-- start Given records --

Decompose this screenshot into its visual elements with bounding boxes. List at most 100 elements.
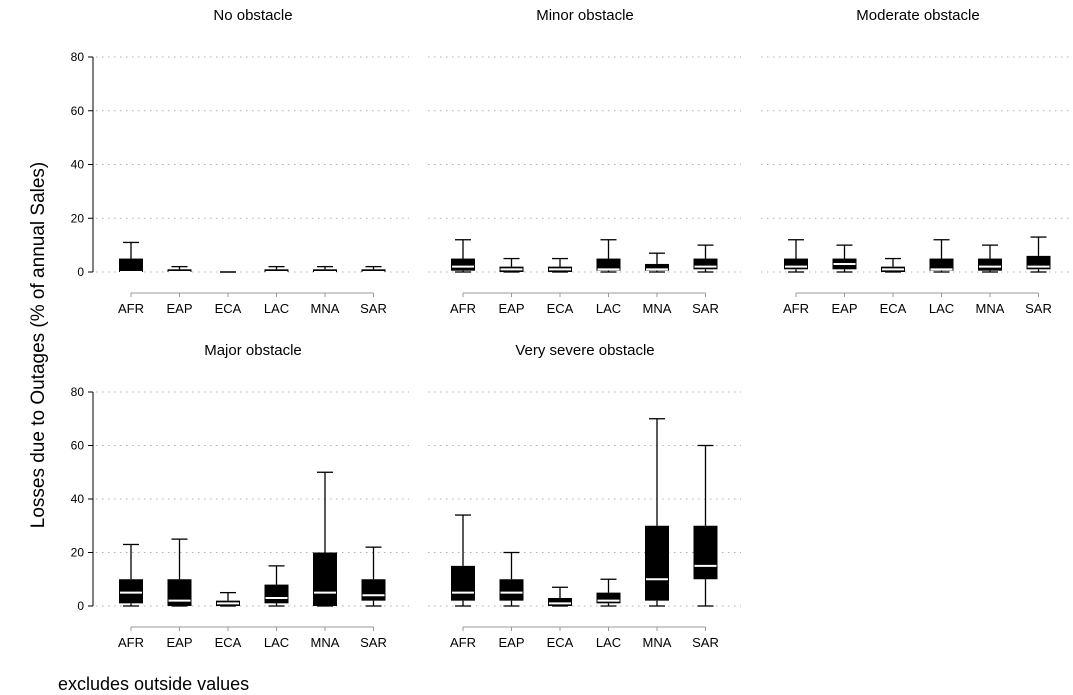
x-tick-label: AFR	[783, 301, 809, 316]
box-lac	[596, 239, 621, 273]
iqr-box	[313, 552, 337, 606]
x-tick-label: EAP	[166, 301, 192, 316]
x-tick-label: MNA	[643, 635, 672, 650]
x-tick-label: LAC	[264, 301, 289, 316]
y-tick-label: 40	[71, 492, 85, 506]
x-tick-label: ECA	[547, 301, 574, 316]
panel: No obstacle 0 20 40 60 80 AFR EAP ECA LAC MNA SAR	[71, 7, 409, 316]
y-tick-label: 80	[71, 50, 85, 64]
x-tick-label: EAP	[831, 301, 857, 316]
x-tick-label: SAR	[1025, 301, 1052, 316]
box-afr	[119, 543, 143, 607]
x-tick-label: MNA	[643, 301, 672, 316]
panel-title: Major obstacle	[204, 342, 302, 359]
y-tick-label: 60	[71, 104, 85, 118]
x-tick-label: ECA	[215, 635, 242, 650]
box-mna	[645, 252, 669, 273]
panel: Moderate obstacle AFR EAP ECA LAC MNA SAR	[761, 7, 1073, 316]
box-sar	[693, 444, 718, 607]
iqr-box	[119, 258, 143, 272]
y-tick-label: 0	[77, 265, 84, 279]
x-tick-label: AFR	[118, 635, 144, 650]
x-tick-label: SAR	[692, 301, 719, 316]
x-tick-label: MNA	[311, 301, 340, 316]
chart-note: excludes outside values	[58, 674, 249, 694]
iqr-box	[264, 269, 289, 272]
iqr-box	[167, 269, 192, 272]
iqr-box	[693, 525, 718, 580]
box-sar	[361, 546, 386, 607]
x-tick-label: SAR	[360, 301, 387, 316]
box-eca	[548, 257, 572, 273]
y-tick-label: 20	[71, 211, 85, 225]
iqr-box	[693, 258, 718, 270]
x-tick-label: ECA	[215, 301, 242, 316]
iqr-box	[361, 579, 386, 601]
y-tick-label: 80	[71, 385, 85, 399]
iqr-box	[361, 269, 386, 272]
y-axis-title: Losses due to Outages (% of annual Sales…	[28, 162, 49, 529]
x-tick-label: AFR	[450, 301, 476, 316]
box-lac	[596, 578, 621, 607]
box-mna	[313, 265, 337, 273]
iqr-box	[784, 258, 808, 270]
box-sar	[693, 244, 718, 273]
box-eap	[832, 244, 857, 273]
iqr-box	[264, 584, 289, 604]
panel-title: Very severe obstacle	[515, 342, 654, 359]
iqr-box	[499, 579, 524, 601]
box-sar	[1026, 236, 1051, 273]
iqr-box	[451, 258, 475, 271]
box-afr	[119, 241, 143, 273]
x-tick-label: LAC	[929, 301, 954, 316]
box-lac	[264, 565, 289, 607]
box-afr	[784, 239, 808, 273]
x-tick-label: ECA	[880, 301, 907, 316]
panel: Very severe obstacle AFR EAP ECA LAC MNA SAR	[428, 342, 741, 650]
x-tick-label: LAC	[596, 301, 621, 316]
box-eca	[216, 591, 240, 607]
panel: Major obstacle 0 20 40 60 80 AFR EAP ECA LAC MNA SA…	[71, 342, 409, 650]
x-tick-label: ECA	[547, 635, 574, 650]
box-afr	[451, 514, 475, 607]
box-eap	[167, 265, 192, 273]
iqr-box	[119, 579, 143, 604]
y-tick-label: 60	[71, 439, 85, 453]
x-tick-label: EAP	[498, 635, 524, 650]
x-tick-label: SAR	[692, 635, 719, 650]
box-sar	[361, 265, 386, 273]
y-tick-label: 0	[77, 599, 84, 613]
iqr-box	[451, 565, 475, 601]
panel-title: Moderate obstacle	[856, 7, 979, 24]
panel-title: Minor obstacle	[536, 7, 634, 24]
y-tick-label: 20	[71, 546, 85, 560]
x-tick-label: AFR	[118, 301, 144, 316]
panel-title: No obstacle	[213, 7, 292, 24]
iqr-box	[167, 579, 192, 606]
iqr-box	[645, 525, 669, 601]
box-mna	[313, 471, 337, 607]
panel: Minor obstacle AFR EAP ECA LAC MNA SAR	[428, 7, 741, 316]
iqr-box	[929, 258, 954, 271]
iqr-box	[596, 592, 621, 604]
y-tick-label: 40	[71, 158, 85, 172]
box-mna	[978, 244, 1002, 273]
box-afr	[451, 239, 475, 273]
box-eca	[548, 586, 572, 607]
iqr-box	[548, 597, 572, 606]
x-tick-label: MNA	[311, 635, 340, 650]
box-eap	[167, 538, 192, 607]
iqr-box	[978, 258, 1002, 271]
iqr-box	[313, 269, 337, 272]
box-eap	[499, 551, 524, 607]
box-mna	[645, 418, 669, 607]
iqr-box	[645, 263, 669, 271]
box-eap	[499, 257, 524, 273]
x-tick-label: EAP	[166, 635, 192, 650]
x-tick-label: AFR	[450, 635, 476, 650]
iqr-box	[596, 258, 621, 271]
box-lac	[929, 239, 954, 273]
x-tick-label: EAP	[498, 301, 524, 316]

-- end Given records --

Aim of the task >> Transcribe verbatim the lines starting with the line that contains "301, 809, 316]" and going on through the line that contains "301, 340, 316]", both included.

Solution below >>
x-tick-label: AFR	[783, 301, 809, 316]
box-lac	[596, 239, 621, 273]
iqr-box	[313, 552, 337, 606]
x-tick-label: EAP	[166, 301, 192, 316]
x-tick-label: MNA	[643, 635, 672, 650]
x-tick-label: LAC	[264, 301, 289, 316]
y-tick-label: 40	[71, 492, 85, 506]
x-tick-label: ECA	[547, 301, 574, 316]
panel: No obstacle 0 20 40 60 80 AFR EAP ECA LAC MNA SAR	[71, 7, 409, 316]
y-tick-label: 80	[71, 50, 85, 64]
x-tick-label: EAP	[831, 301, 857, 316]
x-tick-label: SAR	[1025, 301, 1052, 316]
box-afr	[119, 543, 143, 607]
x-tick-label: MNA	[643, 301, 672, 316]
panel-title: Major obstacle	[204, 342, 302, 359]
y-tick-label: 60	[71, 104, 85, 118]
x-tick-label: ECA	[215, 635, 242, 650]
box-mna	[645, 252, 669, 273]
panel: Moderate obstacle AFR EAP ECA LAC MNA SAR	[761, 7, 1073, 316]
box-sar	[693, 444, 718, 607]
iqr-box	[119, 258, 143, 272]
y-tick-label: 0	[77, 265, 84, 279]
x-tick-label: AFR	[118, 635, 144, 650]
x-tick-label: SAR	[692, 301, 719, 316]
x-tick-label: MNA	[311, 301, 340, 316]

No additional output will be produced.